§ **What the task asks**:
Could you write out every entry exactly as it stands?

§ **Data listing**:
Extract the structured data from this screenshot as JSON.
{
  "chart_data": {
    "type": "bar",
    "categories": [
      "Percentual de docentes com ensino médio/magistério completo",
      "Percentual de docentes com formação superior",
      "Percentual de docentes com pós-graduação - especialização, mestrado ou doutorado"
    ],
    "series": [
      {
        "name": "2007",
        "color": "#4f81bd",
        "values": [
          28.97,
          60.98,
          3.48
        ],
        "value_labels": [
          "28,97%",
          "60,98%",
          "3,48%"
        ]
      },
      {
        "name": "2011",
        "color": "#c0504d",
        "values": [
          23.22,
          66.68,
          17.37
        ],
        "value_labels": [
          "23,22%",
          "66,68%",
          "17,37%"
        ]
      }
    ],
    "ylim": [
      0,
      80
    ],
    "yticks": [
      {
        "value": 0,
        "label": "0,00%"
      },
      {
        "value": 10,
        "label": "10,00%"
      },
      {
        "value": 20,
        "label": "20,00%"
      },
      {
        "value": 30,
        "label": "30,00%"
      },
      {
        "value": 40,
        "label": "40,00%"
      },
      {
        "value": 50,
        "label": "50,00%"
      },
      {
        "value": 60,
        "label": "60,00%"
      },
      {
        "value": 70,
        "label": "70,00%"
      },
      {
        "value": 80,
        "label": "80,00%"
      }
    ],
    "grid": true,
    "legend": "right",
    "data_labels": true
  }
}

§ **Task answer**:
Extract the structured data from this screenshot as JSON.
{
  "chart_data": {
    "type": "bar",
    "categories": [
      "Percentual de docentes com ensino médio/magistério completo",
      "Percentual de docentes com formação superior",
      "Percentual de docentes com pós-graduação - especialização, mestrado ou doutorado"
    ],
    "series": [
      {
        "name": "2007",
        "color": "#4f81bd",
        "values": [
          28.97,
          60.98,
          3.48
        ],
        "value_labels": [
          "28,97%",
          "60,98%",
          "3,48%"
        ]
      },
      {
        "name": "2011",
        "color": "#c0504d",
        "values": [
          23.22,
          66.68,
          17.37
        ],
        "value_labels": [
          "23,22%",
          "66,68%",
          "17,37%"
        ]
      }
    ],
    "ylim": [
      0,
      80
    ],
    "yticks": [
      {
        "value": 0,
        "label": "0,00%"
      },
      {
        "value": 10,
        "label": "10,00%"
      },
      {
        "value": 20,
        "label": "20,00%"
      },
      {
        "value": 30,
        "label": "30,00%"
      },
      {
        "value": 40,
        "label": "40,00%"
      },
      {
        "value": 50,
        "label": "50,00%"
      },
      {
        "value": 60,
        "label": "60,00%"
      },
      {
        "value": 70,
        "label": "70,00%"
      },
      {
        "value": 80,
        "label": "80,00%"
      }
    ],
    "grid": true,
    "legend": "right",
    "data_labels": true
  }
}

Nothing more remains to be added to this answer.